Start of PROVIDED RECORDS
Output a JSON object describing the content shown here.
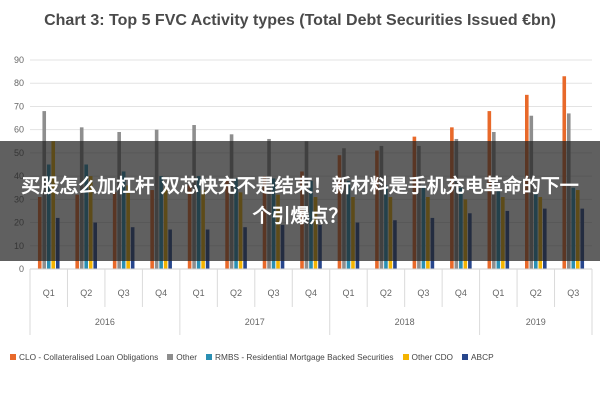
{
  "colors": {
    "clo": "#e8692a",
    "other": "#8e8e8e",
    "rmbs": "#2a8fb3",
    "other_cdo": "#f4b400",
    "abcp": "#27468c",
    "grid": "#e3e3e3",
    "axis_text": "#666666"
  },
  "overlay": {
    "text": "买股怎么加杠杆 双芯快充不是结束！新材料是手机充电革命的下一个引爆点？"
  },
  "chart_data": {
    "type": "bar",
    "title": "Chart 3: Top 5 FVC Activity types (Total Debt Securities Issued €bn)",
    "xlabel": "",
    "ylabel": "",
    "ylim": [
      0,
      90
    ],
    "yticks": [
      0,
      10,
      20,
      30,
      40,
      50,
      60,
      70,
      80,
      90
    ],
    "grid": true,
    "legend_position": "bottom",
    "categories": [
      "Q1",
      "Q2",
      "Q3",
      "Q4",
      "Q1",
      "Q2",
      "Q3",
      "Q4",
      "Q1",
      "Q2",
      "Q3",
      "Q4",
      "Q1",
      "Q2",
      "Q3"
    ],
    "groups": [
      {
        "label": "2016",
        "count": 4
      },
      {
        "label": "2017",
        "count": 4
      },
      {
        "label": "2018",
        "count": 4
      },
      {
        "label": "2019",
        "count": 3
      }
    ],
    "series": [
      {
        "name": "CLO - Collateralised Loan Obligations",
        "color_key": "clo",
        "values": [
          31,
          32,
          33,
          34,
          36,
          38,
          40,
          42,
          49,
          51,
          57,
          61,
          68,
          75,
          83
        ]
      },
      {
        "name": "Other",
        "color_key": "other",
        "values": [
          68,
          61,
          59,
          60,
          62,
          58,
          56,
          55,
          52,
          53,
          53,
          56,
          59,
          66,
          67
        ]
      },
      {
        "name": "RMBS - Residential Mortgage Backed Securities",
        "color_key": "rmbs",
        "values": [
          45,
          45,
          42,
          40,
          40,
          39,
          39,
          38,
          38,
          36,
          36,
          35,
          34,
          33,
          35
        ]
      },
      {
        "name": "Other CDO",
        "color_key": "other_cdo",
        "values": [
          55,
          40,
          36,
          35,
          34,
          33,
          32,
          31,
          31,
          31,
          31,
          30,
          31,
          31,
          34
        ]
      },
      {
        "name": "ABCP",
        "color_key": "abcp",
        "values": [
          22,
          20,
          18,
          17,
          17,
          18,
          19,
          19,
          20,
          21,
          22,
          24,
          25,
          26,
          26
        ]
      }
    ]
  }
}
End of PROVIDED RECORDS
▶ [GIVEN PROBLEM]
Without including any pictures, print all of the material exactly as given.

▶ [WRITTEN SOLUTION]
Output a JSON object describing the content shown here.
{
  "colors": {
    "clo": "#e8692a",
    "other": "#8e8e8e",
    "rmbs": "#2a8fb3",
    "other_cdo": "#f4b400",
    "abcp": "#27468c",
    "grid": "#e3e3e3",
    "axis_text": "#666666"
  },
  "overlay": {
    "text": "买股怎么加杠杆 双芯快充不是结束！新材料是手机充电革命的下一个引爆点？"
  },
  "chart_data": {
    "type": "bar",
    "title": "Chart 3: Top 5 FVC Activity types (Total Debt Securities Issued €bn)",
    "xlabel": "",
    "ylabel": "",
    "ylim": [
      0,
      90
    ],
    "yticks": [
      0,
      10,
      20,
      30,
      40,
      50,
      60,
      70,
      80,
      90
    ],
    "grid": true,
    "legend_position": "bottom",
    "categories": [
      "Q1",
      "Q2",
      "Q3",
      "Q4",
      "Q1",
      "Q2",
      "Q3",
      "Q4",
      "Q1",
      "Q2",
      "Q3",
      "Q4",
      "Q1",
      "Q2",
      "Q3"
    ],
    "groups": [
      {
        "label": "2016",
        "count": 4
      },
      {
        "label": "2017",
        "count": 4
      },
      {
        "label": "2018",
        "count": 4
      },
      {
        "label": "2019",
        "count": 3
      }
    ],
    "series": [
      {
        "name": "CLO - Collateralised Loan Obligations",
        "color_key": "clo",
        "values": [
          31,
          32,
          33,
          34,
          36,
          38,
          40,
          42,
          49,
          51,
          57,
          61,
          68,
          75,
          83
        ]
      },
      {
        "name": "Other",
        "color_key": "other",
        "values": [
          68,
          61,
          59,
          60,
          62,
          58,
          56,
          55,
          52,
          53,
          53,
          56,
          59,
          66,
          67
        ]
      },
      {
        "name": "RMBS - Residential Mortgage Backed Securities",
        "color_key": "rmbs",
        "values": [
          45,
          45,
          42,
          40,
          40,
          39,
          39,
          38,
          38,
          36,
          36,
          35,
          34,
          33,
          35
        ]
      },
      {
        "name": "Other CDO",
        "color_key": "other_cdo",
        "values": [
          55,
          40,
          36,
          35,
          34,
          33,
          32,
          31,
          31,
          31,
          31,
          30,
          31,
          31,
          34
        ]
      },
      {
        "name": "ABCP",
        "color_key": "abcp",
        "values": [
          22,
          20,
          18,
          17,
          17,
          18,
          19,
          19,
          20,
          21,
          22,
          24,
          25,
          26,
          26
        ]
      }
    ]
  }
}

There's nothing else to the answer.